======== RECORDS

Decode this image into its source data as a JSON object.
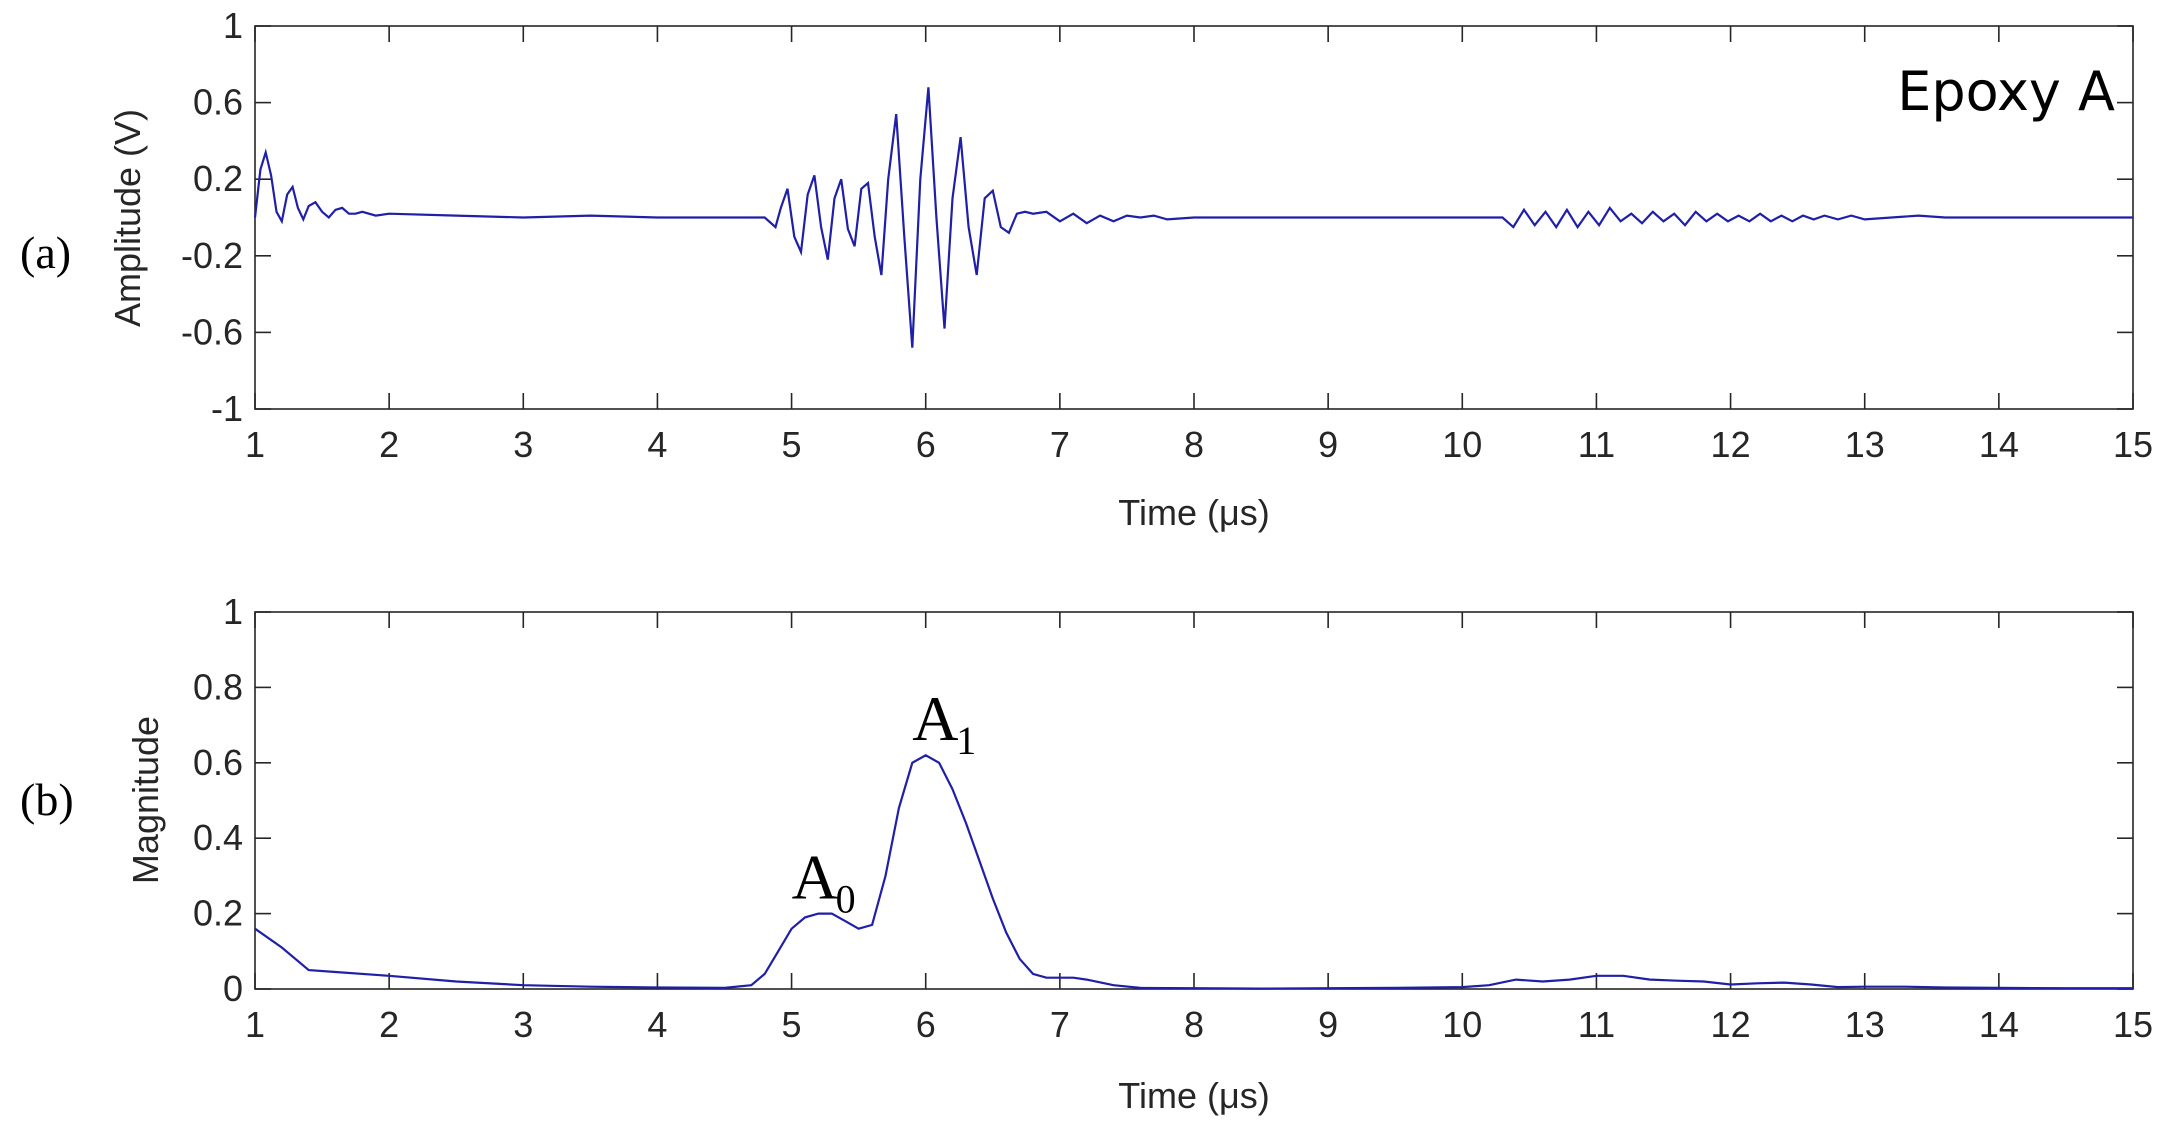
{
  "chart_data": [
    {
      "panel_label": "(a)",
      "type": "line",
      "xlabel": "Time (μs)",
      "ylabel": "Amplitude (V)",
      "xlim": [
        1,
        15
      ],
      "ylim": [
        -1,
        1
      ],
      "xticks": [
        1,
        2,
        3,
        4,
        5,
        6,
        7,
        8,
        9,
        10,
        11,
        12,
        13,
        14,
        15
      ],
      "yticks": [
        1,
        0.6,
        0.2,
        -0.2,
        -0.6,
        -1
      ],
      "ytick_labels": [
        "1",
        "0.6",
        "0.2",
        "-0.2",
        "-0.6",
        "-1"
      ],
      "annotation": "Epoxy A",
      "line_color": "#1f1fa8",
      "series": [
        {
          "x": [
            1.0,
            1.04,
            1.08,
            1.12,
            1.16,
            1.2,
            1.24,
            1.28,
            1.32,
            1.36,
            1.4,
            1.45,
            1.5,
            1.55,
            1.6,
            1.65,
            1.7,
            1.75,
            1.8,
            1.9,
            2.0,
            2.5,
            3.0,
            3.5,
            4.0,
            4.5,
            4.8,
            4.88,
            4.92,
            4.97,
            5.02,
            5.07,
            5.12,
            5.17,
            5.22,
            5.27,
            5.32,
            5.37,
            5.42,
            5.47,
            5.52,
            5.57,
            5.62,
            5.67,
            5.72,
            5.78,
            5.84,
            5.9,
            5.96,
            6.02,
            6.08,
            6.14,
            6.2,
            6.26,
            6.32,
            6.38,
            6.44,
            6.5,
            6.56,
            6.62,
            6.68,
            6.74,
            6.8,
            6.9,
            7.0,
            7.1,
            7.2,
            7.3,
            7.4,
            7.5,
            7.6,
            7.7,
            7.8,
            8.0,
            8.5,
            9.0,
            9.5,
            10.0,
            10.3,
            10.38,
            10.46,
            10.54,
            10.62,
            10.7,
            10.78,
            10.86,
            10.94,
            11.02,
            11.1,
            11.18,
            11.26,
            11.34,
            11.42,
            11.5,
            11.58,
            11.66,
            11.74,
            11.82,
            11.9,
            11.98,
            12.06,
            12.14,
            12.22,
            12.3,
            12.38,
            12.46,
            12.54,
            12.62,
            12.7,
            12.8,
            12.9,
            13.0,
            13.2,
            13.4,
            13.6,
            14.0,
            14.5,
            15.0
          ],
          "y": [
            0.0,
            0.25,
            0.34,
            0.22,
            0.03,
            -0.02,
            0.12,
            0.16,
            0.05,
            -0.01,
            0.06,
            0.08,
            0.03,
            0.0,
            0.04,
            0.05,
            0.02,
            0.02,
            0.03,
            0.01,
            0.02,
            0.01,
            0.0,
            0.01,
            0.0,
            0.0,
            0.0,
            -0.05,
            0.05,
            0.15,
            -0.1,
            -0.18,
            0.12,
            0.22,
            -0.05,
            -0.22,
            0.1,
            0.2,
            -0.06,
            -0.15,
            0.15,
            0.18,
            -0.1,
            -0.3,
            0.2,
            0.54,
            -0.1,
            -0.68,
            0.2,
            0.68,
            0.0,
            -0.58,
            0.1,
            0.42,
            -0.05,
            -0.3,
            0.1,
            0.14,
            -0.05,
            -0.08,
            0.02,
            0.03,
            0.02,
            0.03,
            -0.02,
            0.02,
            -0.03,
            0.01,
            -0.02,
            0.01,
            0.0,
            0.01,
            -0.01,
            0.0,
            0.0,
            0.0,
            0.0,
            0.0,
            0.0,
            -0.05,
            0.04,
            -0.04,
            0.03,
            -0.05,
            0.04,
            -0.05,
            0.03,
            -0.04,
            0.05,
            -0.02,
            0.02,
            -0.03,
            0.03,
            -0.02,
            0.02,
            -0.04,
            0.03,
            -0.02,
            0.02,
            -0.02,
            0.01,
            -0.02,
            0.02,
            -0.02,
            0.01,
            -0.02,
            0.01,
            -0.01,
            0.01,
            -0.01,
            0.01,
            -0.01,
            0.0,
            0.01,
            0.0,
            0.0,
            0.0,
            0.0
          ]
        }
      ]
    },
    {
      "panel_label": "(b)",
      "type": "line",
      "xlabel": "Time (μs)",
      "ylabel": "Magnitude",
      "xlim": [
        1,
        15
      ],
      "ylim": [
        0,
        1
      ],
      "xticks": [
        1,
        2,
        3,
        4,
        5,
        6,
        7,
        8,
        9,
        10,
        11,
        12,
        13,
        14,
        15
      ],
      "yticks": [
        1,
        0.8,
        0.6,
        0.4,
        0.2,
        0
      ],
      "ytick_labels": [
        "1",
        "0.8",
        "0.6",
        "0.4",
        "0.2",
        "0"
      ],
      "line_color": "#1f1fa8",
      "annotations": [
        {
          "main": "A",
          "sub": "0",
          "x": 5.0,
          "y": 0.24
        },
        {
          "main": "A",
          "sub": "1",
          "x": 5.9,
          "y": 0.66
        }
      ],
      "series": [
        {
          "x": [
            1.0,
            1.2,
            1.4,
            1.6,
            2.0,
            2.5,
            3.0,
            3.5,
            4.0,
            4.5,
            4.7,
            4.8,
            4.9,
            5.0,
            5.1,
            5.2,
            5.3,
            5.4,
            5.5,
            5.6,
            5.7,
            5.8,
            5.9,
            6.0,
            6.1,
            6.2,
            6.3,
            6.4,
            6.5,
            6.6,
            6.7,
            6.8,
            6.9,
            7.0,
            7.1,
            7.2,
            7.4,
            7.6,
            8.0,
            8.5,
            9.0,
            9.5,
            10.0,
            10.2,
            10.4,
            10.6,
            10.8,
            11.0,
            11.2,
            11.4,
            11.6,
            11.8,
            12.0,
            12.2,
            12.4,
            12.6,
            12.8,
            13.0,
            13.3,
            13.6,
            14.0,
            14.5,
            15.0
          ],
          "y": [
            0.16,
            0.11,
            0.05,
            0.045,
            0.035,
            0.02,
            0.01,
            0.006,
            0.004,
            0.003,
            0.01,
            0.04,
            0.1,
            0.16,
            0.19,
            0.2,
            0.2,
            0.18,
            0.16,
            0.17,
            0.3,
            0.48,
            0.6,
            0.62,
            0.6,
            0.53,
            0.44,
            0.34,
            0.24,
            0.15,
            0.08,
            0.04,
            0.03,
            0.03,
            0.03,
            0.025,
            0.01,
            0.003,
            0.002,
            0.001,
            0.002,
            0.003,
            0.005,
            0.01,
            0.025,
            0.02,
            0.025,
            0.035,
            0.035,
            0.025,
            0.022,
            0.02,
            0.012,
            0.015,
            0.017,
            0.012,
            0.005,
            0.006,
            0.006,
            0.004,
            0.003,
            0.002,
            0.002
          ]
        }
      ]
    }
  ]
}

================

TASK BRIEF:
Make an exact reproduction of the listing above, without any pictures.

ANSWER IN FULL:
Decode this image into its source data as a JSON object.
{
  "chart_data": [
    {
      "panel_label": "(a)",
      "type": "line",
      "xlabel": "Time (μs)",
      "ylabel": "Amplitude (V)",
      "xlim": [
        1,
        15
      ],
      "ylim": [
        -1,
        1
      ],
      "xticks": [
        1,
        2,
        3,
        4,
        5,
        6,
        7,
        8,
        9,
        10,
        11,
        12,
        13,
        14,
        15
      ],
      "yticks": [
        1,
        0.6,
        0.2,
        -0.2,
        -0.6,
        -1
      ],
      "ytick_labels": [
        "1",
        "0.6",
        "0.2",
        "-0.2",
        "-0.6",
        "-1"
      ],
      "annotation": "Epoxy A",
      "line_color": "#1f1fa8",
      "series": [
        {
          "x": [
            1.0,
            1.04,
            1.08,
            1.12,
            1.16,
            1.2,
            1.24,
            1.28,
            1.32,
            1.36,
            1.4,
            1.45,
            1.5,
            1.55,
            1.6,
            1.65,
            1.7,
            1.75,
            1.8,
            1.9,
            2.0,
            2.5,
            3.0,
            3.5,
            4.0,
            4.5,
            4.8,
            4.88,
            4.92,
            4.97,
            5.02,
            5.07,
            5.12,
            5.17,
            5.22,
            5.27,
            5.32,
            5.37,
            5.42,
            5.47,
            5.52,
            5.57,
            5.62,
            5.67,
            5.72,
            5.78,
            5.84,
            5.9,
            5.96,
            6.02,
            6.08,
            6.14,
            6.2,
            6.26,
            6.32,
            6.38,
            6.44,
            6.5,
            6.56,
            6.62,
            6.68,
            6.74,
            6.8,
            6.9,
            7.0,
            7.1,
            7.2,
            7.3,
            7.4,
            7.5,
            7.6,
            7.7,
            7.8,
            8.0,
            8.5,
            9.0,
            9.5,
            10.0,
            10.3,
            10.38,
            10.46,
            10.54,
            10.62,
            10.7,
            10.78,
            10.86,
            10.94,
            11.02,
            11.1,
            11.18,
            11.26,
            11.34,
            11.42,
            11.5,
            11.58,
            11.66,
            11.74,
            11.82,
            11.9,
            11.98,
            12.06,
            12.14,
            12.22,
            12.3,
            12.38,
            12.46,
            12.54,
            12.62,
            12.7,
            12.8,
            12.9,
            13.0,
            13.2,
            13.4,
            13.6,
            14.0,
            14.5,
            15.0
          ],
          "y": [
            0.0,
            0.25,
            0.34,
            0.22,
            0.03,
            -0.02,
            0.12,
            0.16,
            0.05,
            -0.01,
            0.06,
            0.08,
            0.03,
            0.0,
            0.04,
            0.05,
            0.02,
            0.02,
            0.03,
            0.01,
            0.02,
            0.01,
            0.0,
            0.01,
            0.0,
            0.0,
            0.0,
            -0.05,
            0.05,
            0.15,
            -0.1,
            -0.18,
            0.12,
            0.22,
            -0.05,
            -0.22,
            0.1,
            0.2,
            -0.06,
            -0.15,
            0.15,
            0.18,
            -0.1,
            -0.3,
            0.2,
            0.54,
            -0.1,
            -0.68,
            0.2,
            0.68,
            0.0,
            -0.58,
            0.1,
            0.42,
            -0.05,
            -0.3,
            0.1,
            0.14,
            -0.05,
            -0.08,
            0.02,
            0.03,
            0.02,
            0.03,
            -0.02,
            0.02,
            -0.03,
            0.01,
            -0.02,
            0.01,
            0.0,
            0.01,
            -0.01,
            0.0,
            0.0,
            0.0,
            0.0,
            0.0,
            0.0,
            -0.05,
            0.04,
            -0.04,
            0.03,
            -0.05,
            0.04,
            -0.05,
            0.03,
            -0.04,
            0.05,
            -0.02,
            0.02,
            -0.03,
            0.03,
            -0.02,
            0.02,
            -0.04,
            0.03,
            -0.02,
            0.02,
            -0.02,
            0.01,
            -0.02,
            0.02,
            -0.02,
            0.01,
            -0.02,
            0.01,
            -0.01,
            0.01,
            -0.01,
            0.01,
            -0.01,
            0.0,
            0.01,
            0.0,
            0.0,
            0.0,
            0.0
          ]
        }
      ]
    },
    {
      "panel_label": "(b)",
      "type": "line",
      "xlabel": "Time (μs)",
      "ylabel": "Magnitude",
      "xlim": [
        1,
        15
      ],
      "ylim": [
        0,
        1
      ],
      "xticks": [
        1,
        2,
        3,
        4,
        5,
        6,
        7,
        8,
        9,
        10,
        11,
        12,
        13,
        14,
        15
      ],
      "yticks": [
        1,
        0.8,
        0.6,
        0.4,
        0.2,
        0
      ],
      "ytick_labels": [
        "1",
        "0.8",
        "0.6",
        "0.4",
        "0.2",
        "0"
      ],
      "line_color": "#1f1fa8",
      "annotations": [
        {
          "main": "A",
          "sub": "0",
          "x": 5.0,
          "y": 0.24
        },
        {
          "main": "A",
          "sub": "1",
          "x": 5.9,
          "y": 0.66
        }
      ],
      "series": [
        {
          "x": [
            1.0,
            1.2,
            1.4,
            1.6,
            2.0,
            2.5,
            3.0,
            3.5,
            4.0,
            4.5,
            4.7,
            4.8,
            4.9,
            5.0,
            5.1,
            5.2,
            5.3,
            5.4,
            5.5,
            5.6,
            5.7,
            5.8,
            5.9,
            6.0,
            6.1,
            6.2,
            6.3,
            6.4,
            6.5,
            6.6,
            6.7,
            6.8,
            6.9,
            7.0,
            7.1,
            7.2,
            7.4,
            7.6,
            8.0,
            8.5,
            9.0,
            9.5,
            10.0,
            10.2,
            10.4,
            10.6,
            10.8,
            11.0,
            11.2,
            11.4,
            11.6,
            11.8,
            12.0,
            12.2,
            12.4,
            12.6,
            12.8,
            13.0,
            13.3,
            13.6,
            14.0,
            14.5,
            15.0
          ],
          "y": [
            0.16,
            0.11,
            0.05,
            0.045,
            0.035,
            0.02,
            0.01,
            0.006,
            0.004,
            0.003,
            0.01,
            0.04,
            0.1,
            0.16,
            0.19,
            0.2,
            0.2,
            0.18,
            0.16,
            0.17,
            0.3,
            0.48,
            0.6,
            0.62,
            0.6,
            0.53,
            0.44,
            0.34,
            0.24,
            0.15,
            0.08,
            0.04,
            0.03,
            0.03,
            0.03,
            0.025,
            0.01,
            0.003,
            0.002,
            0.001,
            0.002,
            0.003,
            0.005,
            0.01,
            0.025,
            0.02,
            0.025,
            0.035,
            0.035,
            0.025,
            0.022,
            0.02,
            0.012,
            0.015,
            0.017,
            0.012,
            0.005,
            0.006,
            0.006,
            0.004,
            0.003,
            0.002,
            0.002
          ]
        }
      ]
    }
  ]
}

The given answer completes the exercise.